§ Provided material
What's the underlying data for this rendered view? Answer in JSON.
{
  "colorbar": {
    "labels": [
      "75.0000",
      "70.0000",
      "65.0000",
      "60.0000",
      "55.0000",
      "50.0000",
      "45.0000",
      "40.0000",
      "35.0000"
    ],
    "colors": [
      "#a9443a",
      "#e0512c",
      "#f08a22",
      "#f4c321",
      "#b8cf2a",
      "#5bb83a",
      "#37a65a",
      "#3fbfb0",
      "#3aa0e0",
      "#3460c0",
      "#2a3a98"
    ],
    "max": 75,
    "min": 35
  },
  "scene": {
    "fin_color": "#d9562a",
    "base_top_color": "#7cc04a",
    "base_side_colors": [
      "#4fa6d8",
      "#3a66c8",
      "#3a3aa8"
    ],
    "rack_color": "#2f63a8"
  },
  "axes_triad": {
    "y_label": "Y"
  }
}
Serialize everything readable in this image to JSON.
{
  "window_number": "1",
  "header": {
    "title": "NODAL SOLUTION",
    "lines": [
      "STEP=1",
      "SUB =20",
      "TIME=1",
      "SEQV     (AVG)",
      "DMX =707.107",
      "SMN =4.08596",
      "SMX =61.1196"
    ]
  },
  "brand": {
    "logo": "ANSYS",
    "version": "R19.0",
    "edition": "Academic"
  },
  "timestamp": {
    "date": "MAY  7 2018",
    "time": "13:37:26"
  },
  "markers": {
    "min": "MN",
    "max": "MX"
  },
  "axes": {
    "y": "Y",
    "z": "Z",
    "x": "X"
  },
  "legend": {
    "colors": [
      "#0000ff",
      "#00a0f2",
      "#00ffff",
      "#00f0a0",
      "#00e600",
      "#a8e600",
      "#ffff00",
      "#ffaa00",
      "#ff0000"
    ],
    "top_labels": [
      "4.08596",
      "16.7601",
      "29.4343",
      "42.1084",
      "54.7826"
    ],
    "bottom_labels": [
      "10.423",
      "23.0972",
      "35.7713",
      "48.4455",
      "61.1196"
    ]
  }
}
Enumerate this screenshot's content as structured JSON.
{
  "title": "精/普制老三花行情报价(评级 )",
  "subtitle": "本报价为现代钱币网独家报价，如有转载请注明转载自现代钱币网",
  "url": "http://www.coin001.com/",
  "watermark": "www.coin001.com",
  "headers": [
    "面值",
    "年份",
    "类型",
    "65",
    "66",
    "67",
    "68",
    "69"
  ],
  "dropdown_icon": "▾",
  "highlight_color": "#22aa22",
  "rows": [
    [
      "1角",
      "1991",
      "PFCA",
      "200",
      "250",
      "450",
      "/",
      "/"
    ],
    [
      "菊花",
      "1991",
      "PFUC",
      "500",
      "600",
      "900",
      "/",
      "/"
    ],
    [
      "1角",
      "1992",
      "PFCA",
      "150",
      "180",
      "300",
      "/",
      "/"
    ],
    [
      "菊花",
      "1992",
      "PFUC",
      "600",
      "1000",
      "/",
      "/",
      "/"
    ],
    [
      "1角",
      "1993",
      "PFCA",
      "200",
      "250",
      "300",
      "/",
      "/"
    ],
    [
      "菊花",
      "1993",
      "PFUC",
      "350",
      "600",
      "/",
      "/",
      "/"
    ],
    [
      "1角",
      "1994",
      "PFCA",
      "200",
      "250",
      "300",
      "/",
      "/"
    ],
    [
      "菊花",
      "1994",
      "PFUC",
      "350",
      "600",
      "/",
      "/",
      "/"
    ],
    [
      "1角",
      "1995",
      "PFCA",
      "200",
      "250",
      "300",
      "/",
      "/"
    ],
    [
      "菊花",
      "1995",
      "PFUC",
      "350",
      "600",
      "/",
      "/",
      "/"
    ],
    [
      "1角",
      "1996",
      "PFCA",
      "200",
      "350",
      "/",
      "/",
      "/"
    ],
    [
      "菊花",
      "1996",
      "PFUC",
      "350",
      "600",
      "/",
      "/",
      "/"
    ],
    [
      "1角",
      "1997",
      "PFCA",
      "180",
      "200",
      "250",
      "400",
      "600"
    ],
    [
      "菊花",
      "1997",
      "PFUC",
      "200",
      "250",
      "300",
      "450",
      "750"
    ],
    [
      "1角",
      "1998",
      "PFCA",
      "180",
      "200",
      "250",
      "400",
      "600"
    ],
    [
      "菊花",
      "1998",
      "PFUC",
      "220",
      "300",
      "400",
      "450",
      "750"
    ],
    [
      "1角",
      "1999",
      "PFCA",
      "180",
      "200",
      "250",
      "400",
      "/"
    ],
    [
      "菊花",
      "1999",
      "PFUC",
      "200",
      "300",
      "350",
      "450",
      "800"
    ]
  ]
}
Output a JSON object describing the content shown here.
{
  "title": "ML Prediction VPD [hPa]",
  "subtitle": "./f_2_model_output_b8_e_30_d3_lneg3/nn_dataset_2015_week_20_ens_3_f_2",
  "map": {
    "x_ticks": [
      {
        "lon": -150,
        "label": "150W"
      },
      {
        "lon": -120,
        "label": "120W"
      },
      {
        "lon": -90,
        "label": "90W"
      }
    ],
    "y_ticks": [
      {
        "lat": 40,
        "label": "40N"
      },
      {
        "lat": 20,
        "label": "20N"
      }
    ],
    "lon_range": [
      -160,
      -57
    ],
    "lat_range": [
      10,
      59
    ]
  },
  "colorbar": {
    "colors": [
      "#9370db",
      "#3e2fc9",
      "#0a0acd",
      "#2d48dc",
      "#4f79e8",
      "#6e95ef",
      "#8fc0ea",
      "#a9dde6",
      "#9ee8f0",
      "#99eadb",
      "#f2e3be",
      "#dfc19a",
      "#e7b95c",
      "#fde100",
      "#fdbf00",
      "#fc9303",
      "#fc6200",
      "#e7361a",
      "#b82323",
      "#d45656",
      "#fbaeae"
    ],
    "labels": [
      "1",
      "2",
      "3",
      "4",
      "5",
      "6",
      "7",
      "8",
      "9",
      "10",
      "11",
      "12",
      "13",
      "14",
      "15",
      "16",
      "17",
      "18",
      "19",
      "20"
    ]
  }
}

§ What is expected
Gather each line that holds "JSON".

§ Output
What's the underlying data for this rendered view? Answer in JSON.
Serialize everything readable in this image to JSON.
Enumerate this screenshot's content as structured JSON.
Output a JSON object describing the content shown here.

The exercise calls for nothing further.